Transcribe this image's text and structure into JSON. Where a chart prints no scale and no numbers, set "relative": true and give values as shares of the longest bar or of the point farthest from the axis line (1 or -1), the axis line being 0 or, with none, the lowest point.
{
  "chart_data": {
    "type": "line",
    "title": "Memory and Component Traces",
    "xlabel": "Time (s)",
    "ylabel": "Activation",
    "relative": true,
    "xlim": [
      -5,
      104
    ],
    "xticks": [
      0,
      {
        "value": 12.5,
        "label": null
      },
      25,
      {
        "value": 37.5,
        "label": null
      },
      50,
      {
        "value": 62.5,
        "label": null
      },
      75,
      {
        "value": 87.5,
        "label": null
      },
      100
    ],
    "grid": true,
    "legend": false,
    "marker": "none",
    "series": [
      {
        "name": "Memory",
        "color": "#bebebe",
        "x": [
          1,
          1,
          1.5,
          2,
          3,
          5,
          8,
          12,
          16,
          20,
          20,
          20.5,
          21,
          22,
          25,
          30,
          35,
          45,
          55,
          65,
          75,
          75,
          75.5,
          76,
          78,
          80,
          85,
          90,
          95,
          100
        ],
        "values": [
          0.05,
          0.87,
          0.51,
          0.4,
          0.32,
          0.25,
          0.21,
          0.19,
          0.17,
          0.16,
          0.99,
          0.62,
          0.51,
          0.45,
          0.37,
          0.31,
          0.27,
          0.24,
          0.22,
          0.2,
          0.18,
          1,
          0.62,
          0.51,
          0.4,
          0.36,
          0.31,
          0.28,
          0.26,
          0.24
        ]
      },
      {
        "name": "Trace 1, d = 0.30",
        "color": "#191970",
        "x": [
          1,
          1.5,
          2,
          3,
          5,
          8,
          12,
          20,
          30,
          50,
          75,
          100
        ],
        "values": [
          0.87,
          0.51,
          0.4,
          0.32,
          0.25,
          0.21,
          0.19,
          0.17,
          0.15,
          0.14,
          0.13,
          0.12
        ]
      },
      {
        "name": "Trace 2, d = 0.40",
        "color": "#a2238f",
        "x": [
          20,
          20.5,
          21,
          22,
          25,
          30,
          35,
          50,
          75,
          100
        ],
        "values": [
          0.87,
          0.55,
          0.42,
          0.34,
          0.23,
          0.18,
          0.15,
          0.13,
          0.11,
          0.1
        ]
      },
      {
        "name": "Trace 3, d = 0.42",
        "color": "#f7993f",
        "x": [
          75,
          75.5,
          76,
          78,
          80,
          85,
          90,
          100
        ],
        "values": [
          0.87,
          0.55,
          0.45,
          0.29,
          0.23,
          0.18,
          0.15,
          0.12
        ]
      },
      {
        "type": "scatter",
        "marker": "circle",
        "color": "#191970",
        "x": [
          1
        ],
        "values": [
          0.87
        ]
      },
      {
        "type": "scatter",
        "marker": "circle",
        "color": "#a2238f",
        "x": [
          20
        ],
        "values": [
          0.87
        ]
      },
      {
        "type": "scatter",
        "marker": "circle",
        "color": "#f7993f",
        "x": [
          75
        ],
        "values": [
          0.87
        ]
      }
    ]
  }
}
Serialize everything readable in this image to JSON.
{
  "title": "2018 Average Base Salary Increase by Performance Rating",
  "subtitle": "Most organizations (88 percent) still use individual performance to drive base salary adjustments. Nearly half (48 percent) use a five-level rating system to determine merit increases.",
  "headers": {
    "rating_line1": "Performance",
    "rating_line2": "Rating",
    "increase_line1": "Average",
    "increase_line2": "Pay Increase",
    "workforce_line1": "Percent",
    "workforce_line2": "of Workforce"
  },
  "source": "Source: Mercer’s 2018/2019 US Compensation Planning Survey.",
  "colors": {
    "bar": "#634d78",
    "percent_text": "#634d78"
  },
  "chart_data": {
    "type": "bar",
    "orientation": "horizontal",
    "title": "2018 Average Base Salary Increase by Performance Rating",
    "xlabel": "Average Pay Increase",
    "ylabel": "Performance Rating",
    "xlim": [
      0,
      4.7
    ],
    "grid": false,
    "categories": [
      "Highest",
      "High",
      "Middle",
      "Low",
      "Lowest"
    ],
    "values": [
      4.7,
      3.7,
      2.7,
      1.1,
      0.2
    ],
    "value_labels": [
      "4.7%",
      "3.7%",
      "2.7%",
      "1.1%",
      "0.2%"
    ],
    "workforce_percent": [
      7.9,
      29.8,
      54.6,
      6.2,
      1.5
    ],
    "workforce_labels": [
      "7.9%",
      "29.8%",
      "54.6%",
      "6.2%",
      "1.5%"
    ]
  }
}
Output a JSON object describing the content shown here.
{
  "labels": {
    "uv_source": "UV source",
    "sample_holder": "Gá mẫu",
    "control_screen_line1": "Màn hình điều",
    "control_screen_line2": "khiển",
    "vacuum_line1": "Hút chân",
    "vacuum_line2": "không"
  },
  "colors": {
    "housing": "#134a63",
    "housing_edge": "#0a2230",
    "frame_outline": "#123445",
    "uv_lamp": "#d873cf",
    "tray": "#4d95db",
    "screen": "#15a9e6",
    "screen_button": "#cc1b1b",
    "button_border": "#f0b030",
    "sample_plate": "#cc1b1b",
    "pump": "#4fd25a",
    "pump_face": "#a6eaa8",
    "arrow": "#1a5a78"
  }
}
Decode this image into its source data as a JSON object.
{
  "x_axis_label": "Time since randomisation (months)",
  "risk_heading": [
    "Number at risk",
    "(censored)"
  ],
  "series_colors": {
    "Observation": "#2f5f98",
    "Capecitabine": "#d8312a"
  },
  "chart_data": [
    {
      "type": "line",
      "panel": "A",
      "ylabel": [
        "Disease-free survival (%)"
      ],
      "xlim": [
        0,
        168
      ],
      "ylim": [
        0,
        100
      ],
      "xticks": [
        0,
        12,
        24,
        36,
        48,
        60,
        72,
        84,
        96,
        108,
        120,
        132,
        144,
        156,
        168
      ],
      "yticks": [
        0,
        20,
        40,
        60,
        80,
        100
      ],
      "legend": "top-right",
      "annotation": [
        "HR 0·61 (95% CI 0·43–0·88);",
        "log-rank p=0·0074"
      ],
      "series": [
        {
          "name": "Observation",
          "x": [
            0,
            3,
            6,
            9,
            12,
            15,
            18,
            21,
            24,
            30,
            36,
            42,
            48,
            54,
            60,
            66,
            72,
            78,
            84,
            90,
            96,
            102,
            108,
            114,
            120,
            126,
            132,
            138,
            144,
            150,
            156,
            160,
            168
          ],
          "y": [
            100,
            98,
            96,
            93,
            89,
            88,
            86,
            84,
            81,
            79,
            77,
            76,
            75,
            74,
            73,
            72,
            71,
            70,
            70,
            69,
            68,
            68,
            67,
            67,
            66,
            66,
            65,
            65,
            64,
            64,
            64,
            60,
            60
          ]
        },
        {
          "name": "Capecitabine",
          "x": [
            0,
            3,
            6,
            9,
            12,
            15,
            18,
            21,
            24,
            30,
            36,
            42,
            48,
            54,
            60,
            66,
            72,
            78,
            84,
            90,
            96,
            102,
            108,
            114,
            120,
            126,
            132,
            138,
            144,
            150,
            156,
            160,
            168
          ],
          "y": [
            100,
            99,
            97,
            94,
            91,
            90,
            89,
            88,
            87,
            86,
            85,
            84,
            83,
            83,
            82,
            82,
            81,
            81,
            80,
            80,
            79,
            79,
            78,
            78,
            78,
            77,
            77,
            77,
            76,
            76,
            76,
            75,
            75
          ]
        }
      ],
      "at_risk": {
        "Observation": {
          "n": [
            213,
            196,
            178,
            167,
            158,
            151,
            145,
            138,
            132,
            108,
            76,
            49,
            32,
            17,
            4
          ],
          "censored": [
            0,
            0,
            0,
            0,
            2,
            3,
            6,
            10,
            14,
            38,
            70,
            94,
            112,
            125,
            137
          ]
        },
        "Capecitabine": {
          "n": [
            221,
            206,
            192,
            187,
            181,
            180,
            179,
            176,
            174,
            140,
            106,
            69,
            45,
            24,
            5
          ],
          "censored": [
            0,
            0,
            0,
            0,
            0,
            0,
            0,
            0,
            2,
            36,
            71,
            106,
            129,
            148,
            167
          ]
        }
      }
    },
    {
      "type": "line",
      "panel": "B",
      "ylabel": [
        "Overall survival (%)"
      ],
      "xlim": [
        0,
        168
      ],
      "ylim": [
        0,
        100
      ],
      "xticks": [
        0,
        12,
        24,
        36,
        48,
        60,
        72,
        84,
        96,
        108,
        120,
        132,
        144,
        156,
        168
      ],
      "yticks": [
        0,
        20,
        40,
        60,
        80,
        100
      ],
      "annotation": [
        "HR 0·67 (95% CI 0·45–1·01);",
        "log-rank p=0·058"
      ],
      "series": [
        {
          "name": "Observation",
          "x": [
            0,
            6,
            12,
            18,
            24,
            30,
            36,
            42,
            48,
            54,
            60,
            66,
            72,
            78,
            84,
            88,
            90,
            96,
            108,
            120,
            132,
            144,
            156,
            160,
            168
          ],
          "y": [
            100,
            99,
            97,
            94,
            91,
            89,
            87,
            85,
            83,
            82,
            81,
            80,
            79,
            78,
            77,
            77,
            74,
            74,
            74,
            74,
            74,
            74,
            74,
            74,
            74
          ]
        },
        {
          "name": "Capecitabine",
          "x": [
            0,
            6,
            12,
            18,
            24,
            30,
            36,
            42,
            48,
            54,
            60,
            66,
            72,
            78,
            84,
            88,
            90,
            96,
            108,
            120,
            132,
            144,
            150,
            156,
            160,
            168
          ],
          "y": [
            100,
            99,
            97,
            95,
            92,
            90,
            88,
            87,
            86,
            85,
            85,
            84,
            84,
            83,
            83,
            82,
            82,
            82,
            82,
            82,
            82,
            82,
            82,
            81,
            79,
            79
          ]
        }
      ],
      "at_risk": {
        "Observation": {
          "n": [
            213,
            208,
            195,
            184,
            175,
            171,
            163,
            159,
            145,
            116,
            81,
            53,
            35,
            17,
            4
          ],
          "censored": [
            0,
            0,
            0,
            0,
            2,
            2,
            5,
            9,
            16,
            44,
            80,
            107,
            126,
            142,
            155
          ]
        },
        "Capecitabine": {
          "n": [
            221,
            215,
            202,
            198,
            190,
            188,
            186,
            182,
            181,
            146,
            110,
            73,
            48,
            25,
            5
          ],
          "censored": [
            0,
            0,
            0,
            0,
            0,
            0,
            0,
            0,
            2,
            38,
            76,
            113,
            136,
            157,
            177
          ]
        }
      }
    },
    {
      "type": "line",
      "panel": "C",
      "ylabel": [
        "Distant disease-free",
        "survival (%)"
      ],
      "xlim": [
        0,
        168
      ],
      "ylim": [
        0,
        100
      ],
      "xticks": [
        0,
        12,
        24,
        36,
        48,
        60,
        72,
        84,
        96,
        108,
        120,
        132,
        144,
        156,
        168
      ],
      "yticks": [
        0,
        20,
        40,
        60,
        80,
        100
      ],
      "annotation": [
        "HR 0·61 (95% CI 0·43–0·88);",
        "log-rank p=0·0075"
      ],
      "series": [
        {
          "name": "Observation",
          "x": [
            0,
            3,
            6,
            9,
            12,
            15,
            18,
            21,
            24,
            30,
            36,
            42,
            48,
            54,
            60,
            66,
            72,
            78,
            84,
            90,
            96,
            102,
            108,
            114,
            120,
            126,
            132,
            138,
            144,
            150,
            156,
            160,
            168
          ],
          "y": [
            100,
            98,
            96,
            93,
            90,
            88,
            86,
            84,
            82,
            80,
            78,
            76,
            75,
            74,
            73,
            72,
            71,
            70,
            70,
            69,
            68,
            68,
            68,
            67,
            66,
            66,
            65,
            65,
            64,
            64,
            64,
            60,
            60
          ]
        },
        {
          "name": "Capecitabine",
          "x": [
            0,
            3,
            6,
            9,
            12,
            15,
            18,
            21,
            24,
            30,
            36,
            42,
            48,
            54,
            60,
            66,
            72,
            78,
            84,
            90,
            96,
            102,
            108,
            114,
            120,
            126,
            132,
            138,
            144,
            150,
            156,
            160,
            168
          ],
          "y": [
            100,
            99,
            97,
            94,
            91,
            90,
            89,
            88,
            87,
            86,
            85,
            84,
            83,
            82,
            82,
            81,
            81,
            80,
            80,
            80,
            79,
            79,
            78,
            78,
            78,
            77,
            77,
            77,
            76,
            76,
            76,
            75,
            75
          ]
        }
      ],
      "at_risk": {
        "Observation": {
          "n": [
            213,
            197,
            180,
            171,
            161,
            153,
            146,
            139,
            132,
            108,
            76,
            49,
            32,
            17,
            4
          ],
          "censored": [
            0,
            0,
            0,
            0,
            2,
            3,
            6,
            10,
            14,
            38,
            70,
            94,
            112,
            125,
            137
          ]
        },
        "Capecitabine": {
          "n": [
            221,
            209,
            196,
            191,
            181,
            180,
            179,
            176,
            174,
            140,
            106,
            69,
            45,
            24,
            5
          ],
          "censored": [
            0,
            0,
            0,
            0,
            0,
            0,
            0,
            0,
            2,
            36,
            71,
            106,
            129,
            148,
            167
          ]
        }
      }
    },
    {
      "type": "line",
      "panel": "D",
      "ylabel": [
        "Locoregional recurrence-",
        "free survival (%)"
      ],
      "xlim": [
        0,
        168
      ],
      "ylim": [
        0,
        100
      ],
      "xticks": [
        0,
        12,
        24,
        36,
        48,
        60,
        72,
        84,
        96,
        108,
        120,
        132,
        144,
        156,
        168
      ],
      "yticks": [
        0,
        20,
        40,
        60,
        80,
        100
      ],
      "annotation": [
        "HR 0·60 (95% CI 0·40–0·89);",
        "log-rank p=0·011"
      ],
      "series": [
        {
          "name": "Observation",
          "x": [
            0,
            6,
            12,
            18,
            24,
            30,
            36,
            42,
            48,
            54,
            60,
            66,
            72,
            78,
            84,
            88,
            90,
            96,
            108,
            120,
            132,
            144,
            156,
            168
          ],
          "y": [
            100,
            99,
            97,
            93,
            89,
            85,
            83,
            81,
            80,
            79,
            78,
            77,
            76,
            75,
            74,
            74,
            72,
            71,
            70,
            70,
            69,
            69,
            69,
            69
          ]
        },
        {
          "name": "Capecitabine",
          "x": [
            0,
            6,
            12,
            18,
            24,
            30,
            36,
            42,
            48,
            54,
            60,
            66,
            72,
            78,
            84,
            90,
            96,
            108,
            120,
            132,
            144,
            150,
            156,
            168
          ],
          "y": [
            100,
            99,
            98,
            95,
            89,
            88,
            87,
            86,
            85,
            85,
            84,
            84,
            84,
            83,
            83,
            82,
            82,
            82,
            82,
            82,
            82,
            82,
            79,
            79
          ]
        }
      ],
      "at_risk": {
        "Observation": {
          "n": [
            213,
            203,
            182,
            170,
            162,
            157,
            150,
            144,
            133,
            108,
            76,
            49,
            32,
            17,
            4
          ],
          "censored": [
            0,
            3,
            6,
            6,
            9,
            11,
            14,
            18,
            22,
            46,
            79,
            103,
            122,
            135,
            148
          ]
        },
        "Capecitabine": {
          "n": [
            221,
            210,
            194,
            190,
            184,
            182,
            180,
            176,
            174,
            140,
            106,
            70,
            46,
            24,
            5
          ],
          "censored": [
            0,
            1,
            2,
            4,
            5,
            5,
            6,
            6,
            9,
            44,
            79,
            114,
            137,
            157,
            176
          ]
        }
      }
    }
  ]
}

--------------------------------------------------

■ **What you should do**
Read through the entries and copy each line in which "JSON" appears.

■ **Output**
Transcribe this image's text and structure into JSON. Where a chart prints no scale and no numbers, set "relative": true and give values as shares of the longest bar or of the point farthest from the axis line (1 or -1), the axis line being 0 or, with none, the lowest point.
Serialize everything readable in this image to JSON.
Output a JSON object describing the content shown here.
Decode this image into its source data as a JSON object.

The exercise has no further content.